> [Instructions for the task] List all lines of the data containing the word "name".

BEGIN Task data

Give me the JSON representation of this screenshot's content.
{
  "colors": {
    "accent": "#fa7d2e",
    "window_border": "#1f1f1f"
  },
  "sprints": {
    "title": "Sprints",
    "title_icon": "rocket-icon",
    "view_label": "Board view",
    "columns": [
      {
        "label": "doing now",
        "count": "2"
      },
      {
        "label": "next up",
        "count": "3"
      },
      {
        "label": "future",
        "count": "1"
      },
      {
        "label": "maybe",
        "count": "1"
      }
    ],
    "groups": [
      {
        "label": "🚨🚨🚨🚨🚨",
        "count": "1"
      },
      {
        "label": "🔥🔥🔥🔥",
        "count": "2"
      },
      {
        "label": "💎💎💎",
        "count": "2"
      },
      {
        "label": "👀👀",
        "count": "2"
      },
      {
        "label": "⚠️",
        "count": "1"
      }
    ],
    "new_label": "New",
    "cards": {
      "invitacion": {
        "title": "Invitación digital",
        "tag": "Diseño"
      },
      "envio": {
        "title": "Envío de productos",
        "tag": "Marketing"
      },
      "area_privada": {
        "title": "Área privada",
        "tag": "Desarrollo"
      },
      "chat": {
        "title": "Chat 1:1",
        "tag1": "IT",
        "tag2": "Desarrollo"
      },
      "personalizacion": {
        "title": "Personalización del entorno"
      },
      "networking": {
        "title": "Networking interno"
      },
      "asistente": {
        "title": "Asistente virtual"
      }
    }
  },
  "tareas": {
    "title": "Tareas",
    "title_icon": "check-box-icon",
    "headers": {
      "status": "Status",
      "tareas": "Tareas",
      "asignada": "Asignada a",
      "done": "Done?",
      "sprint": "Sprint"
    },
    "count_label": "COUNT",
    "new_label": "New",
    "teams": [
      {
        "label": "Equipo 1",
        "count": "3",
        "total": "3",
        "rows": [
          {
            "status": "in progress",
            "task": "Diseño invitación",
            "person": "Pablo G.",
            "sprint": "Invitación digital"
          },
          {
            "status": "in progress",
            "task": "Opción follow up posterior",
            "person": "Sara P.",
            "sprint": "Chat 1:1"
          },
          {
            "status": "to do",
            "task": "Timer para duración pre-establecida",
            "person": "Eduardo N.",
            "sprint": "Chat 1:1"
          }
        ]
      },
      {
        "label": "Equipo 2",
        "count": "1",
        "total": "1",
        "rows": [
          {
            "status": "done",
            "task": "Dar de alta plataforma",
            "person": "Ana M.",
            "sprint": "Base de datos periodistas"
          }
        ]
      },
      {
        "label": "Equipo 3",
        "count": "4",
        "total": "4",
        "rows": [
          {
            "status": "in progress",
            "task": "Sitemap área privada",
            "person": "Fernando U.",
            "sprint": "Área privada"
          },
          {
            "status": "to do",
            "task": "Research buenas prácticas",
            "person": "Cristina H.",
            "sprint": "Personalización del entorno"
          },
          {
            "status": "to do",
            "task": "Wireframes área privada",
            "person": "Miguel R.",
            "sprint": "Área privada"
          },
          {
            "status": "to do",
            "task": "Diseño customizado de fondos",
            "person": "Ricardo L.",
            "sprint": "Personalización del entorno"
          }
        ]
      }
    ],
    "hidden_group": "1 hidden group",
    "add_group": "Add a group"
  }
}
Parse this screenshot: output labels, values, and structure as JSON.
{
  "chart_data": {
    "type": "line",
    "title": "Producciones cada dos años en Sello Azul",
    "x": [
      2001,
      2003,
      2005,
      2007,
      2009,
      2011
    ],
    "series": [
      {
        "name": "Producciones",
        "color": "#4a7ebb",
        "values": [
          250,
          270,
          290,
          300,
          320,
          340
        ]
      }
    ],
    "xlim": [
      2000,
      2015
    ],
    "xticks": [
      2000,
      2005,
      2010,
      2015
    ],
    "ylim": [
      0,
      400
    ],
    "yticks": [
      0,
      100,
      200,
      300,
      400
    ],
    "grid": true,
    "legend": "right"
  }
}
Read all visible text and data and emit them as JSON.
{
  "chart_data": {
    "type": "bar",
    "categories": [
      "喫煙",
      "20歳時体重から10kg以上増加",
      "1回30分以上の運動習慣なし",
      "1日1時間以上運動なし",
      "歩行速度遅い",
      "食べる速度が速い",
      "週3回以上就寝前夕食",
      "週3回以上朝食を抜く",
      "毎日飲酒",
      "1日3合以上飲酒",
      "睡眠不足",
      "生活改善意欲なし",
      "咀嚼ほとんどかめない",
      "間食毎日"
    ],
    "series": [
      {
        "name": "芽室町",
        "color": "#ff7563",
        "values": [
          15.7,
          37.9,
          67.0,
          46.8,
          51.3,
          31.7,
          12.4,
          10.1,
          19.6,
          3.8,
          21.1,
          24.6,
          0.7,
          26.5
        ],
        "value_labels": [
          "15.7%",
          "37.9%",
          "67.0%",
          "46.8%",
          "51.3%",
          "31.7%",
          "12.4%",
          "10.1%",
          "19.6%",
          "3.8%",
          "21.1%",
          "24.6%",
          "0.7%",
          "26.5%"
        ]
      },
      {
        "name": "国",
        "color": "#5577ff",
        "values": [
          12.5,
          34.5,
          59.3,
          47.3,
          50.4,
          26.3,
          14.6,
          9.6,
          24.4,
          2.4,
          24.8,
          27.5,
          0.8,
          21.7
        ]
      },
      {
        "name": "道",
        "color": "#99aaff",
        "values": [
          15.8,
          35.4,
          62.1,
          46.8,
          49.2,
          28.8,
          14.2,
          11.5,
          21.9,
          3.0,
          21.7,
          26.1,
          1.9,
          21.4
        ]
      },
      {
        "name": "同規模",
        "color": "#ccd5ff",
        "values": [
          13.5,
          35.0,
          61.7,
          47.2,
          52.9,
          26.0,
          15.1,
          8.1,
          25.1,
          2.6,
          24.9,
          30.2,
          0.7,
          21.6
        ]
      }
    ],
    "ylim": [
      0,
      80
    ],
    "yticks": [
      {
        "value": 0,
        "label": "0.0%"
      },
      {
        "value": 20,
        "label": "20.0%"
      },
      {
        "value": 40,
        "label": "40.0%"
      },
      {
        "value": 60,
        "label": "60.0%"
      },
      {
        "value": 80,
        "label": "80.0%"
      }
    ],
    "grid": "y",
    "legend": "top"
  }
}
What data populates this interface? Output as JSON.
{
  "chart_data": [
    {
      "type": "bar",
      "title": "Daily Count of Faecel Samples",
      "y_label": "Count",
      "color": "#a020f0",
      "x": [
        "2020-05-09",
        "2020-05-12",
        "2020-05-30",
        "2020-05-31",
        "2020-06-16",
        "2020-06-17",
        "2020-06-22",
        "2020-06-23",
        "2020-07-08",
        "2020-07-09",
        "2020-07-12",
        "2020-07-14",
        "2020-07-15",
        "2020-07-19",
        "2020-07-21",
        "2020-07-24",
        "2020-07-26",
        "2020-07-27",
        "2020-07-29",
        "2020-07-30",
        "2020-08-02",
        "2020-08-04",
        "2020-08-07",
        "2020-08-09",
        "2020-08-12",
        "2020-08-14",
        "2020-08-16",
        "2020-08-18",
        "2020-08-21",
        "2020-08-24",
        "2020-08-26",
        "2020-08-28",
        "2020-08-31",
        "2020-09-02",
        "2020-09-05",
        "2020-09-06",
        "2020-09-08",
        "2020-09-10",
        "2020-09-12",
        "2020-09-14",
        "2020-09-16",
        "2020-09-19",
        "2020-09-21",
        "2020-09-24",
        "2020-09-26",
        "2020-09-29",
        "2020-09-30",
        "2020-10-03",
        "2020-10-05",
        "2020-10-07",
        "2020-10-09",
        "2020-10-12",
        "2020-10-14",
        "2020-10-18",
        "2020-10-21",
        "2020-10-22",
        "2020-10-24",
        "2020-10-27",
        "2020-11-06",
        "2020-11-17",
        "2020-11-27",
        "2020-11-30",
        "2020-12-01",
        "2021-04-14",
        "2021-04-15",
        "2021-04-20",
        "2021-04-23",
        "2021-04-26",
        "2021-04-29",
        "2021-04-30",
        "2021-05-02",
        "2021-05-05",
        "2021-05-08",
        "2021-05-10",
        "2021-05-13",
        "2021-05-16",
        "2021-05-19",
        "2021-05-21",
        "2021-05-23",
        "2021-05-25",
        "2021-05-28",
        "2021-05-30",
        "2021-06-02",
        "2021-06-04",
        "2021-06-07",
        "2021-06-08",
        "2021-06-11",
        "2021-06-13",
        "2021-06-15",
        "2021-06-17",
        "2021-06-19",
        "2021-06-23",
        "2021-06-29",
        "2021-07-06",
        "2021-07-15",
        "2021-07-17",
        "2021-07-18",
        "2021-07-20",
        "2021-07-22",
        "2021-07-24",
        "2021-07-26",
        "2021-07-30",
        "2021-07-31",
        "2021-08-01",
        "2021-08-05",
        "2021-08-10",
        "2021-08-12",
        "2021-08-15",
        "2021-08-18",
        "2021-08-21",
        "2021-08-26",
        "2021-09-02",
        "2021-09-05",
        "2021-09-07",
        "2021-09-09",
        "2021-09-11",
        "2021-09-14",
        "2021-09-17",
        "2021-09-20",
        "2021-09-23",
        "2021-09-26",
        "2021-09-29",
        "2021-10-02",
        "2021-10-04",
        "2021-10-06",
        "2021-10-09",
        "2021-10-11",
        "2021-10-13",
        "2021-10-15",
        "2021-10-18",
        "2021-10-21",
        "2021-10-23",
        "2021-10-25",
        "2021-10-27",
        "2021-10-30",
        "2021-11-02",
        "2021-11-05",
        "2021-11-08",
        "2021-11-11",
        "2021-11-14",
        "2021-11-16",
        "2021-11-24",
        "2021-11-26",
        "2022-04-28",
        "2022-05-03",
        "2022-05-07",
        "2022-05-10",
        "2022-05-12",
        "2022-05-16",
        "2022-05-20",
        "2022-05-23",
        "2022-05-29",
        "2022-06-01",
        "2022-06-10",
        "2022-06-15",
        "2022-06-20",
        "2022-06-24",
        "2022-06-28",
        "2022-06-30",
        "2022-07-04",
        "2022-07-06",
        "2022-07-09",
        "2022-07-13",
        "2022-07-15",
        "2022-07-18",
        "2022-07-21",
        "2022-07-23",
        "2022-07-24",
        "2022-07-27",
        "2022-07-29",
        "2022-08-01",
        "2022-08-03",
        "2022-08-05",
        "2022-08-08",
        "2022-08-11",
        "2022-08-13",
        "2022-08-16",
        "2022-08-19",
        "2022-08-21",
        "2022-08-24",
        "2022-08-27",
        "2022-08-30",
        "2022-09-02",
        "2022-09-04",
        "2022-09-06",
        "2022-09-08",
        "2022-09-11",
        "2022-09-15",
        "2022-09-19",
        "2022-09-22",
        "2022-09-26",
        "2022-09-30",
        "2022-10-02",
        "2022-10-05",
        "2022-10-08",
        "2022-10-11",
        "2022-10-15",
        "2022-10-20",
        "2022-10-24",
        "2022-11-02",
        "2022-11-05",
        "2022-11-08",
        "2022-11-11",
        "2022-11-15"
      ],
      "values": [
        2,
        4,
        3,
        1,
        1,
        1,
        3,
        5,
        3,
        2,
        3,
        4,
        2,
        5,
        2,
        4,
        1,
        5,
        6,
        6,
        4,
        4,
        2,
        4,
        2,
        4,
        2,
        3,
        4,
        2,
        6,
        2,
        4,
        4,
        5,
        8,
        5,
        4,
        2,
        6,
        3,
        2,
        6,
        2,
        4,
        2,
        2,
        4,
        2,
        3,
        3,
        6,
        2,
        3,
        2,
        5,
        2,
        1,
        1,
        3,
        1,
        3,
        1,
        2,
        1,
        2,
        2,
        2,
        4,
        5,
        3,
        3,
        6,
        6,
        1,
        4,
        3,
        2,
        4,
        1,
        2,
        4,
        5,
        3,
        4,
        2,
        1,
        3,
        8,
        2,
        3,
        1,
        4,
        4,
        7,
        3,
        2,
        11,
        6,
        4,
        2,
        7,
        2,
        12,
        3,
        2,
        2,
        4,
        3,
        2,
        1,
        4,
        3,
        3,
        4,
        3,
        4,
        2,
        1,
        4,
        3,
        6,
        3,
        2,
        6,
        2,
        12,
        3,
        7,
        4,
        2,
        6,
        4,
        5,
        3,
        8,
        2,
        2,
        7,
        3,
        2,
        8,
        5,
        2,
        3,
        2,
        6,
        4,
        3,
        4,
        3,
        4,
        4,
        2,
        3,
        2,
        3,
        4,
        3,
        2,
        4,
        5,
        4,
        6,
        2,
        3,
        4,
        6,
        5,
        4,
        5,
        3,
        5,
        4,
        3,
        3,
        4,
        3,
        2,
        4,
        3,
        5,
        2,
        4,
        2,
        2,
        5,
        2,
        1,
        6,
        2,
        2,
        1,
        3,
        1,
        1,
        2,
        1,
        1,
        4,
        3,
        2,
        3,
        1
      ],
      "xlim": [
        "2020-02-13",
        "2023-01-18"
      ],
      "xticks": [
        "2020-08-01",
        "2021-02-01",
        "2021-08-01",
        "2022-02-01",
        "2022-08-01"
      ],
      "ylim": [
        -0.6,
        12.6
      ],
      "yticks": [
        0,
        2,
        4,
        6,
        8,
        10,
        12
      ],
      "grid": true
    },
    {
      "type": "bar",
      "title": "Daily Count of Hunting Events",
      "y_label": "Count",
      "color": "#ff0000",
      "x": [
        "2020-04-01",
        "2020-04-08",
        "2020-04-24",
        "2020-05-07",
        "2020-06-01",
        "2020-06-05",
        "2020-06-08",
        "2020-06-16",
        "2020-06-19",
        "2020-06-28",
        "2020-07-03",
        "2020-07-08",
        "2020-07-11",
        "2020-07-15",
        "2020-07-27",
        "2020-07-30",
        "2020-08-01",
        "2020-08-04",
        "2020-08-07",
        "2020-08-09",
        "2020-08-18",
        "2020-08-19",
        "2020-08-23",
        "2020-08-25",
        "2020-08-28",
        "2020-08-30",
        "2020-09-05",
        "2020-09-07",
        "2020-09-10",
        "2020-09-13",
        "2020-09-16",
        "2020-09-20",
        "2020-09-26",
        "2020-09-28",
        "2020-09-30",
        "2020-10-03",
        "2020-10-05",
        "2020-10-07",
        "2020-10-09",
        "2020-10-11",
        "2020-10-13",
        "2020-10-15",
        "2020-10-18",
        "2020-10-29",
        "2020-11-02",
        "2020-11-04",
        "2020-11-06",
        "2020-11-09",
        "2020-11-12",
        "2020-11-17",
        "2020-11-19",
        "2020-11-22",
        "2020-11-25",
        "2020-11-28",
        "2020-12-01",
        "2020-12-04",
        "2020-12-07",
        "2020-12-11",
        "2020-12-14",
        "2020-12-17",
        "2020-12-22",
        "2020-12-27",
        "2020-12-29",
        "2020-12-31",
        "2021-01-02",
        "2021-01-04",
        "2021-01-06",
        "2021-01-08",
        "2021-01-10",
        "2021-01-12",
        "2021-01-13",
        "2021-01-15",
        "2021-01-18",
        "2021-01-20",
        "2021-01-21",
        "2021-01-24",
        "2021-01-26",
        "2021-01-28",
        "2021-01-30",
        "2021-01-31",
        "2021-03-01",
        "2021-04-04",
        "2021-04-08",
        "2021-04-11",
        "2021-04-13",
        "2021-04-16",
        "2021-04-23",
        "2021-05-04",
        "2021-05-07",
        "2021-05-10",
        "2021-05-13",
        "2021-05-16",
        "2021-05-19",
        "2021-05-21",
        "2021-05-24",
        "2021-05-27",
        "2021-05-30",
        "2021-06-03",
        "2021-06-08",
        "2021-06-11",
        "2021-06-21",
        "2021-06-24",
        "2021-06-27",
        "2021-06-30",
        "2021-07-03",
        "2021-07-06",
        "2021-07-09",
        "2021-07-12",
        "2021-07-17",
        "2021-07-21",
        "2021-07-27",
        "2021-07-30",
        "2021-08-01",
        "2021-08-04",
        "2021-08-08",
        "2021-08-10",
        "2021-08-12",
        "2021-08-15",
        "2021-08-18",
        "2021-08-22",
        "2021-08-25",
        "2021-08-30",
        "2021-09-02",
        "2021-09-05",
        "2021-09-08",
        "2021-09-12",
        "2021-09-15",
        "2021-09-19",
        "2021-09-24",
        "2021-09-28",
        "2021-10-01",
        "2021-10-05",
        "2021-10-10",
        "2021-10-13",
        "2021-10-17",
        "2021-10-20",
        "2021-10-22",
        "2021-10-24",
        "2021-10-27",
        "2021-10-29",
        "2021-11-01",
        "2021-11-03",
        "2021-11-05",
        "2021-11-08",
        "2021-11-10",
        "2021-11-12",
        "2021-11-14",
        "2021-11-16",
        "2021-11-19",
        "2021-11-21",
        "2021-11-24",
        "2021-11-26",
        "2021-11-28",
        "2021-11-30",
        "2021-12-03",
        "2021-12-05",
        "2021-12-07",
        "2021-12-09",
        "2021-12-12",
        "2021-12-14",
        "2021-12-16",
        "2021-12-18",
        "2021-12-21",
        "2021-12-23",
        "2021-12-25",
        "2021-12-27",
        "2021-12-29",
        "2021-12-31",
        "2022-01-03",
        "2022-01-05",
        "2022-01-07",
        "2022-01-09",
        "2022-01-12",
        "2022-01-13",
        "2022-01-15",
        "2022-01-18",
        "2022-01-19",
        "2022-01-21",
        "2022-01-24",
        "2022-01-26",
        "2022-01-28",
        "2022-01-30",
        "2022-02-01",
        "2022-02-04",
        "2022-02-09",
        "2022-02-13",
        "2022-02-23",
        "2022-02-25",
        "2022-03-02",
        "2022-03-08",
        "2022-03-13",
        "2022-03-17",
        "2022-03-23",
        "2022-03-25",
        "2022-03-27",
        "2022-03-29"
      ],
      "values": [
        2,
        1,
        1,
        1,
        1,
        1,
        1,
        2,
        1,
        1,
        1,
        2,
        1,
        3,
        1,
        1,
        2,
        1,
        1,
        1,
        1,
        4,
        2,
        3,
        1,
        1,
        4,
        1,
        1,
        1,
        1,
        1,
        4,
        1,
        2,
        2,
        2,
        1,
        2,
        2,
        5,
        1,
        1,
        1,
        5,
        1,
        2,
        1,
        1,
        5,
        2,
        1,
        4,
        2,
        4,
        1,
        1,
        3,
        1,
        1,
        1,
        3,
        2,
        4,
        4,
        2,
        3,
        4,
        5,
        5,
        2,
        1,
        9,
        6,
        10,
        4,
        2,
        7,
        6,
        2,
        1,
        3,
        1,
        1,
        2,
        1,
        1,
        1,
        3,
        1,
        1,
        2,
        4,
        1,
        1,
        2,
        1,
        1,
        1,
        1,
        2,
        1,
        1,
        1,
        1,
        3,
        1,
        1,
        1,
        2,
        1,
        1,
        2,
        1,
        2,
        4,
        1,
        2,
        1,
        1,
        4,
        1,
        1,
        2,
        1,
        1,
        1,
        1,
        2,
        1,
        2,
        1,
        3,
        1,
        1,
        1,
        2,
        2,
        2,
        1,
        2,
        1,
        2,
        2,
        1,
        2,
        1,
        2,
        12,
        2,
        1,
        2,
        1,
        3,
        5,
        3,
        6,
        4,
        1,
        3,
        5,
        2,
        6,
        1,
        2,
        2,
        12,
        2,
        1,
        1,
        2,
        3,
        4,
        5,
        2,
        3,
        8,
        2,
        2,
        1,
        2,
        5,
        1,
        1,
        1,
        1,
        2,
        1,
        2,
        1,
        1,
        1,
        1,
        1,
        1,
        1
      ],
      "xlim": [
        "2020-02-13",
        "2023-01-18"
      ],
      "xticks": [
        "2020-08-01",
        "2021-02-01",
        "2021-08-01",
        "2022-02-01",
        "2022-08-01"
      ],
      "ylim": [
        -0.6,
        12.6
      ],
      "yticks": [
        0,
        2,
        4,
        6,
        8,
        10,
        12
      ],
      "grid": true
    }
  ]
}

END Task data

> [Output]
        "name": "Producciones",
        "name": "芽室町",
        "name": "国",
        "name": "道",
        "name": "同規模",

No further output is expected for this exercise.